— Start DATA TO PROCESS —

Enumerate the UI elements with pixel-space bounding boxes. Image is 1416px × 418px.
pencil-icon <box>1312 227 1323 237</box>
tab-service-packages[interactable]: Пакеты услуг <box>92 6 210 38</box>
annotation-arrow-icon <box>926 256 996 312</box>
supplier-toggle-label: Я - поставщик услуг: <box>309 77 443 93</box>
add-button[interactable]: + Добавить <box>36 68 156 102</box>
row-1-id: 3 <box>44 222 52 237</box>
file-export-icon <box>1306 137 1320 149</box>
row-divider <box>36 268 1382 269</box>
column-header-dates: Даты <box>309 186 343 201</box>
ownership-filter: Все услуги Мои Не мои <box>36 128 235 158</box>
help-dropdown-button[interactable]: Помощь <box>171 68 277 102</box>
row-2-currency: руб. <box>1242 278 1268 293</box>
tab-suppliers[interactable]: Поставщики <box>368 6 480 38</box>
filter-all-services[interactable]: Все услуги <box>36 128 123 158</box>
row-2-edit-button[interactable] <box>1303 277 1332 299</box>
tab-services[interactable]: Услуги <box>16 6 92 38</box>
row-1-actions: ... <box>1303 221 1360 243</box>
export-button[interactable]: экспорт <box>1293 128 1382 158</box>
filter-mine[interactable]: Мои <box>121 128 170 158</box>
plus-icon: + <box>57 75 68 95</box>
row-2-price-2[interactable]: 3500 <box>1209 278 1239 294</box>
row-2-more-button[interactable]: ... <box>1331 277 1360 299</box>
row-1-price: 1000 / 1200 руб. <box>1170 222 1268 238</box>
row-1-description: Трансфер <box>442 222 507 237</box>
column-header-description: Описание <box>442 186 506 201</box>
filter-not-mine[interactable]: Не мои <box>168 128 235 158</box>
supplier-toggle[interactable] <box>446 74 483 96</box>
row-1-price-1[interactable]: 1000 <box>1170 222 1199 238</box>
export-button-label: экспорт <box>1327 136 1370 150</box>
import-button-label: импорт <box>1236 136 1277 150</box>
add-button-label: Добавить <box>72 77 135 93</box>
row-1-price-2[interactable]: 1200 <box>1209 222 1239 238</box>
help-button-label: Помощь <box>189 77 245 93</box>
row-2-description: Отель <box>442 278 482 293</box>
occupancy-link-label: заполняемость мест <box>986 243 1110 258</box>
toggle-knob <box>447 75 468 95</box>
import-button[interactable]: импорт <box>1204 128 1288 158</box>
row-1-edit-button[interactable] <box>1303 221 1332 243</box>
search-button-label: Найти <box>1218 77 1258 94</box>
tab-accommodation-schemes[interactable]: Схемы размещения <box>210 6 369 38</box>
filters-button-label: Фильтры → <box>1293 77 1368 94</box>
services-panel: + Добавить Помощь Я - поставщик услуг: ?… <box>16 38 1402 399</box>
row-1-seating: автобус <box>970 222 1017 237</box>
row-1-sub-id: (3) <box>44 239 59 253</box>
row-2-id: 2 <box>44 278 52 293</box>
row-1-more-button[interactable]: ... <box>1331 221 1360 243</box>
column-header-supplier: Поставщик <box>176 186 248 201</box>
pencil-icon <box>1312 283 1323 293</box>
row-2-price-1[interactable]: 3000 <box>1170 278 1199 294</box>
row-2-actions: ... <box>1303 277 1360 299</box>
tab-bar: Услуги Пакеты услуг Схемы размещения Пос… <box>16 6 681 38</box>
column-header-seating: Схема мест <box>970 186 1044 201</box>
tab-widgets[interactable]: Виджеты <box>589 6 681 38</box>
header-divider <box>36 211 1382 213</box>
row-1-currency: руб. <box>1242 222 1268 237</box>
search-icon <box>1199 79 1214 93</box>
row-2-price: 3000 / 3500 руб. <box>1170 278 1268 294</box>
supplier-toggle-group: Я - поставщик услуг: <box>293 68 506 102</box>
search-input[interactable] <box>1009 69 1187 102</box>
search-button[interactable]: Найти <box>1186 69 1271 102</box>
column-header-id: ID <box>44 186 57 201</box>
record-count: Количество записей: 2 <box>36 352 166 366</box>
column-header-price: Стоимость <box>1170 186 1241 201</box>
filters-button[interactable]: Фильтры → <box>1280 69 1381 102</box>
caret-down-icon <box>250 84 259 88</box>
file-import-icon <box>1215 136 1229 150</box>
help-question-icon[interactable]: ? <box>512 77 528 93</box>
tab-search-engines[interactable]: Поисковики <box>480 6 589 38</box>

— End DATA TO PROCESS —

### TASK INSTRUCTIONS
Print the lines of the listing from its first line through the line holding "tab-services[interactable]: Услуги <box>16", both included, reproducing them verbatim.

### THE RESULT
Enumerate the UI elements with pixel-space bounding boxes. Image is 1416px × 418px.
pencil-icon <box>1312 227 1323 237</box>
tab-service-packages[interactable]: Пакеты услуг <box>92 6 210 38</box>
annotation-arrow-icon <box>926 256 996 312</box>
supplier-toggle-label: Я - поставщик услуг: <box>309 77 443 93</box>
add-button[interactable]: + Добавить <box>36 68 156 102</box>
row-1-id: 3 <box>44 222 52 237</box>
file-export-icon <box>1306 137 1320 149</box>
row-divider <box>36 268 1382 269</box>
column-header-dates: Даты <box>309 186 343 201</box>
ownership-filter: Все услуги Мои Не мои <box>36 128 235 158</box>
help-dropdown-button[interactable]: Помощь <box>171 68 277 102</box>
row-2-currency: руб. <box>1242 278 1268 293</box>
tab-suppliers[interactable]: Поставщики <box>368 6 480 38</box>
filter-all-services[interactable]: Все услуги <box>36 128 123 158</box>
row-2-edit-button[interactable] <box>1303 277 1332 299</box>
tab-services[interactable]: Услуги <box>16 6 92 38</box>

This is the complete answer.